Task description> State the number of lines in the material below that have "brent" in them, without any other text.

-- START OF Data extract --

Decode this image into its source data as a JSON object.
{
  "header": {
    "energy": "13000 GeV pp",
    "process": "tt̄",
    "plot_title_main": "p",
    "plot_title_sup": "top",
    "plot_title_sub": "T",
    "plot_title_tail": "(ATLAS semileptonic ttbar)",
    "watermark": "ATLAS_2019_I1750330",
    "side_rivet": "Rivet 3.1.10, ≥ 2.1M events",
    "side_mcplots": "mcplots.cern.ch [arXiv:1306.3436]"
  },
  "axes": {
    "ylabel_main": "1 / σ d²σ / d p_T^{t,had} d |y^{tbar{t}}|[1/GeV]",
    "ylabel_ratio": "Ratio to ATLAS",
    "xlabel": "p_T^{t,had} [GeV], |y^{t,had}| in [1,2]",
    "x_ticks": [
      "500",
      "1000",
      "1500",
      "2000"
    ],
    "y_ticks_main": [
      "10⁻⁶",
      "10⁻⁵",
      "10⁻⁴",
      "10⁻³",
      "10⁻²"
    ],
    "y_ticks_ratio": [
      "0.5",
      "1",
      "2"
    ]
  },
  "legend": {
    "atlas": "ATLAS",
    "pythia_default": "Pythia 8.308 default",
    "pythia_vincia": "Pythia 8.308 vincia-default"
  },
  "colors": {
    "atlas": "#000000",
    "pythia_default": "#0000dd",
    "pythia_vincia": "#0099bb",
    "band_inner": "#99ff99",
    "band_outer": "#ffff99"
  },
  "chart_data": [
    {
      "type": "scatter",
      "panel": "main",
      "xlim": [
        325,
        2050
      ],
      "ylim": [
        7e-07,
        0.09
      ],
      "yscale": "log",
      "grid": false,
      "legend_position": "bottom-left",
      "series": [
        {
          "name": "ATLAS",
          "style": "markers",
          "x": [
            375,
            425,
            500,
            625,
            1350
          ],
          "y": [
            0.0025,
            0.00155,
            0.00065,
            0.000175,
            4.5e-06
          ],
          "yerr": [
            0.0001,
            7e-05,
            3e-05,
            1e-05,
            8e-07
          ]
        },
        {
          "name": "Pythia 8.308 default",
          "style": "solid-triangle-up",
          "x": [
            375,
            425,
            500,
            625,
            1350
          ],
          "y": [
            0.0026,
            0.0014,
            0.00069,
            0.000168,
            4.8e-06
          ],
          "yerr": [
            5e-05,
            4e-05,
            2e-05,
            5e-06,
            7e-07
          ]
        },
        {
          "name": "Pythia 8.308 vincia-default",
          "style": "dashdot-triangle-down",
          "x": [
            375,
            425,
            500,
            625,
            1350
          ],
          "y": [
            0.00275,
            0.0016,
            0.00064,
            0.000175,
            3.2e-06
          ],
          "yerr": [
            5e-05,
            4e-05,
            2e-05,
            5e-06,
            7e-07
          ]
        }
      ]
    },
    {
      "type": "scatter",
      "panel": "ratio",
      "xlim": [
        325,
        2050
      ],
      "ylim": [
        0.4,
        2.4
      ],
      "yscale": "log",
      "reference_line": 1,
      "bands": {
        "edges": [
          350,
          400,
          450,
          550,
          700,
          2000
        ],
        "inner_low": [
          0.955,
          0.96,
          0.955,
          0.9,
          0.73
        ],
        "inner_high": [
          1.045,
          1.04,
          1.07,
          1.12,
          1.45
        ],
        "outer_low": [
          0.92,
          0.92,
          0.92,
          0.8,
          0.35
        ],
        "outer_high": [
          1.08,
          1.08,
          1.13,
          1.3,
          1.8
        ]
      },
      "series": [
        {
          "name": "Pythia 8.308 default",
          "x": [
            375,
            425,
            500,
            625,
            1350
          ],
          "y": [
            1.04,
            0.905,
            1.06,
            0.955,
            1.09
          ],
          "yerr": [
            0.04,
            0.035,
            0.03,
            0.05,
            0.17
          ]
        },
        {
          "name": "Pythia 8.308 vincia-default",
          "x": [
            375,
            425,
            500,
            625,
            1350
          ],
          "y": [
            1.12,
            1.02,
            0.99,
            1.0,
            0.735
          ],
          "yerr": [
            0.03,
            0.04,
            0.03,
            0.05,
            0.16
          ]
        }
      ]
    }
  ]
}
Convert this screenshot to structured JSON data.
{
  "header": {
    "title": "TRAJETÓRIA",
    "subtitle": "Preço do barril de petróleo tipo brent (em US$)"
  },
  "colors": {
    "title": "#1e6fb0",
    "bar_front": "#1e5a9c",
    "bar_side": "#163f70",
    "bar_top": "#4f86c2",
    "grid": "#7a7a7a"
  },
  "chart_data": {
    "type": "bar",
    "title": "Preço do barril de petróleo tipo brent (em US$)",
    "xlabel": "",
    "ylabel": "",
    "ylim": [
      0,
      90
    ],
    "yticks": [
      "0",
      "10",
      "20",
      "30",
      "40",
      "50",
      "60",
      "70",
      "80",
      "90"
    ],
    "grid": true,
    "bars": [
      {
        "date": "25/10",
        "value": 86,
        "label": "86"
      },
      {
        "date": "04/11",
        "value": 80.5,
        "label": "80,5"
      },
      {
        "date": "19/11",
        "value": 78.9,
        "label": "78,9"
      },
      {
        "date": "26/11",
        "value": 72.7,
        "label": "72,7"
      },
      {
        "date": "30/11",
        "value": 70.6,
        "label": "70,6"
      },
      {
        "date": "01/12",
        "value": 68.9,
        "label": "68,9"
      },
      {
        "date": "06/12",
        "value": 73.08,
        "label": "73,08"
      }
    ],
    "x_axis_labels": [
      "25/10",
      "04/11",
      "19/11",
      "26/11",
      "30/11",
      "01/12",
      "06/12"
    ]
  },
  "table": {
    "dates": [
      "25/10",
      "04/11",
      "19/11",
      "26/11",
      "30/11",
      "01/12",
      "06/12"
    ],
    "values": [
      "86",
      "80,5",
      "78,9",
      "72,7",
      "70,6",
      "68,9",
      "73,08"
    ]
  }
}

-- END OF Data extract --

Output of the task> 2